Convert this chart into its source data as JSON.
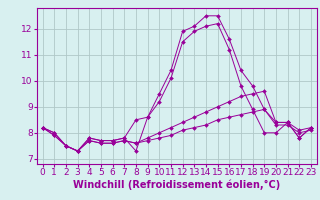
{
  "hours": [
    0,
    1,
    2,
    3,
    4,
    5,
    6,
    7,
    8,
    9,
    10,
    11,
    12,
    13,
    14,
    15,
    16,
    17,
    18,
    19,
    20,
    21,
    22,
    23
  ],
  "line1": [
    8.2,
    8.0,
    7.5,
    7.3,
    7.8,
    7.7,
    7.7,
    7.8,
    8.5,
    8.6,
    9.5,
    10.4,
    11.9,
    12.1,
    12.5,
    12.5,
    11.6,
    10.4,
    9.8,
    8.9,
    8.4,
    8.4,
    7.8,
    8.2
  ],
  "line2": [
    8.2,
    8.0,
    7.5,
    7.3,
    7.8,
    7.7,
    7.7,
    7.8,
    7.3,
    8.6,
    9.2,
    10.1,
    11.5,
    11.9,
    12.1,
    12.2,
    11.2,
    9.8,
    8.9,
    8.0,
    8.0,
    8.4,
    7.8,
    8.2
  ],
  "line3": [
    8.2,
    7.9,
    7.5,
    7.3,
    7.7,
    7.6,
    7.6,
    7.7,
    7.6,
    7.8,
    8.0,
    8.2,
    8.4,
    8.6,
    8.8,
    9.0,
    9.2,
    9.4,
    9.5,
    9.6,
    8.4,
    8.4,
    8.1,
    8.2
  ],
  "line4": [
    8.2,
    7.9,
    7.5,
    7.3,
    7.7,
    7.6,
    7.6,
    7.7,
    7.6,
    7.7,
    7.8,
    7.9,
    8.1,
    8.2,
    8.3,
    8.5,
    8.6,
    8.7,
    8.8,
    8.9,
    8.3,
    8.3,
    8.0,
    8.1
  ],
  "line_color": "#990099",
  "bg_color": "#d8f0f0",
  "grid_color": "#b0c8c8",
  "xlabel": "Windchill (Refroidissement éolien,°C)",
  "xlim": [
    -0.5,
    23.5
  ],
  "ylim": [
    6.8,
    12.8
  ],
  "yticks": [
    7,
    8,
    9,
    10,
    11,
    12
  ],
  "xticks": [
    0,
    1,
    2,
    3,
    4,
    5,
    6,
    7,
    8,
    9,
    10,
    11,
    12,
    13,
    14,
    15,
    16,
    17,
    18,
    19,
    20,
    21,
    22,
    23
  ],
  "marker": "D",
  "markersize": 2,
  "linewidth": 0.7,
  "tick_fontsize": 6.5,
  "xlabel_fontsize": 7
}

#### [Exercise brief]
Leave out the pictures and transcribe the entries above exactly.

#### [The answer]
Convert this chart into its source data as JSON.
{
  "hours": [
    0,
    1,
    2,
    3,
    4,
    5,
    6,
    7,
    8,
    9,
    10,
    11,
    12,
    13,
    14,
    15,
    16,
    17,
    18,
    19,
    20,
    21,
    22,
    23
  ],
  "line1": [
    8.2,
    8.0,
    7.5,
    7.3,
    7.8,
    7.7,
    7.7,
    7.8,
    8.5,
    8.6,
    9.5,
    10.4,
    11.9,
    12.1,
    12.5,
    12.5,
    11.6,
    10.4,
    9.8,
    8.9,
    8.4,
    8.4,
    7.8,
    8.2
  ],
  "line2": [
    8.2,
    8.0,
    7.5,
    7.3,
    7.8,
    7.7,
    7.7,
    7.8,
    7.3,
    8.6,
    9.2,
    10.1,
    11.5,
    11.9,
    12.1,
    12.2,
    11.2,
    9.8,
    8.9,
    8.0,
    8.0,
    8.4,
    7.8,
    8.2
  ],
  "line3": [
    8.2,
    7.9,
    7.5,
    7.3,
    7.7,
    7.6,
    7.6,
    7.7,
    7.6,
    7.8,
    8.0,
    8.2,
    8.4,
    8.6,
    8.8,
    9.0,
    9.2,
    9.4,
    9.5,
    9.6,
    8.4,
    8.4,
    8.1,
    8.2
  ],
  "line4": [
    8.2,
    7.9,
    7.5,
    7.3,
    7.7,
    7.6,
    7.6,
    7.7,
    7.6,
    7.7,
    7.8,
    7.9,
    8.1,
    8.2,
    8.3,
    8.5,
    8.6,
    8.7,
    8.8,
    8.9,
    8.3,
    8.3,
    8.0,
    8.1
  ],
  "line_color": "#990099",
  "bg_color": "#d8f0f0",
  "grid_color": "#b0c8c8",
  "xlabel": "Windchill (Refroidissement éolien,°C)",
  "xlim": [
    -0.5,
    23.5
  ],
  "ylim": [
    6.8,
    12.8
  ],
  "yticks": [
    7,
    8,
    9,
    10,
    11,
    12
  ],
  "xticks": [
    0,
    1,
    2,
    3,
    4,
    5,
    6,
    7,
    8,
    9,
    10,
    11,
    12,
    13,
    14,
    15,
    16,
    17,
    18,
    19,
    20,
    21,
    22,
    23
  ],
  "marker": "D",
  "markersize": 2,
  "linewidth": 0.7,
  "tick_fontsize": 6.5,
  "xlabel_fontsize": 7
}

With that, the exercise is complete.